[EXERCISE DESCRIPTION] Look for the string "bilancio" in every line, and copy each line that has it.
* Begin SUPPLIED RECORDS *
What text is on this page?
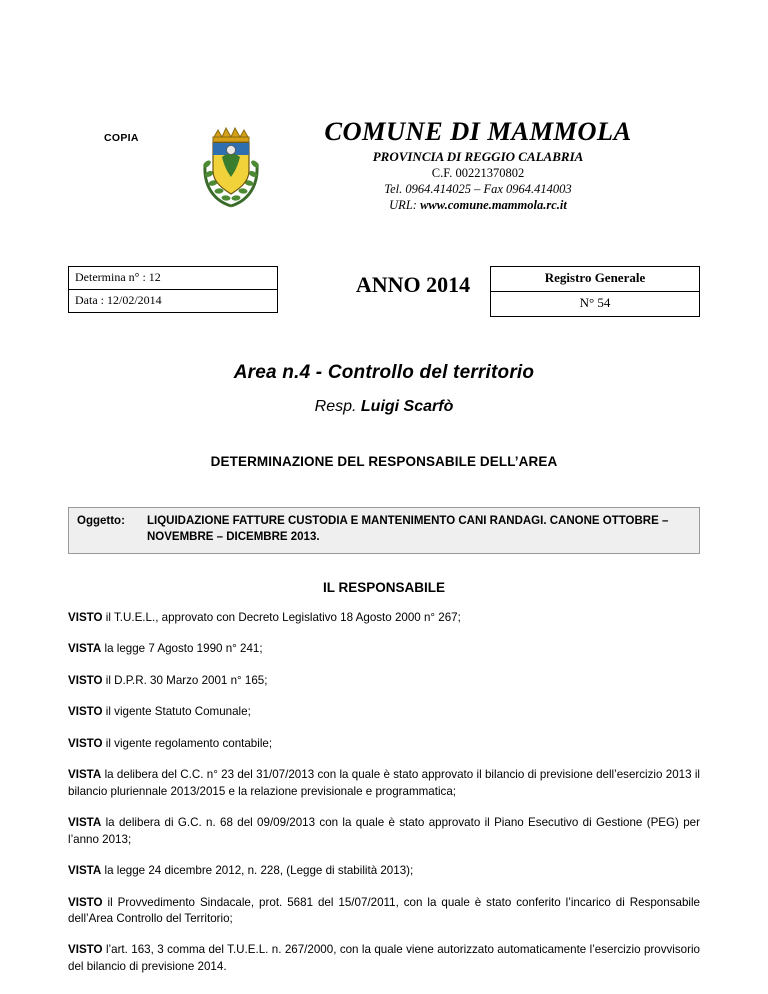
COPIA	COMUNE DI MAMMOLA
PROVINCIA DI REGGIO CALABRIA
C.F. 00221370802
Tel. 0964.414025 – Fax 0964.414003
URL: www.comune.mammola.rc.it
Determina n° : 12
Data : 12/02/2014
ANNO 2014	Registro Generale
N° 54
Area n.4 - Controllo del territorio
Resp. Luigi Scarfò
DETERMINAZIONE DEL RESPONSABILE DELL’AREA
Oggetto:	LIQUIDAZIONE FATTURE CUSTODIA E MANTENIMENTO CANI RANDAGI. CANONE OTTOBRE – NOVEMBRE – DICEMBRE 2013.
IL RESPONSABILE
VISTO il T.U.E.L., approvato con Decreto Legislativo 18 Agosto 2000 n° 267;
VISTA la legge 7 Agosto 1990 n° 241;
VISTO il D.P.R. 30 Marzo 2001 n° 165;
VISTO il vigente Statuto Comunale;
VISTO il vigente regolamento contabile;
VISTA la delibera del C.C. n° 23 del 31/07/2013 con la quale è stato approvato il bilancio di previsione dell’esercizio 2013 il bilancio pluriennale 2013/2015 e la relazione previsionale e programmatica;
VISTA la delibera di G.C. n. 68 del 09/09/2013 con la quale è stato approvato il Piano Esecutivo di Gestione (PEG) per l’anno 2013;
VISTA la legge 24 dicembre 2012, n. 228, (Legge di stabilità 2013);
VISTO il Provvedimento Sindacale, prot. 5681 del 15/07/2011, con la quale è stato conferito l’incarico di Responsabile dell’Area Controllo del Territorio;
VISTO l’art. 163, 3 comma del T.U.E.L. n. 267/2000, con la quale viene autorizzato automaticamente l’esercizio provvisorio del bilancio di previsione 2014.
* End SUPPLIED RECORDS *
[THE SOLUTION]
VISTA la delibera del C.C. n° 23 del 31/07/2013 con la quale è stato approvato il bilancio di previsione dell’esercizio 2013 il bilancio pluriennale 2013/2015 e la relazione previsionale e programmatica;
VISTO l’art. 163, 3 comma del T.U.E.L. n. 267/2000, con la quale viene autorizzato automaticamente l’esercizio provvisorio del bilancio di previsione 2014.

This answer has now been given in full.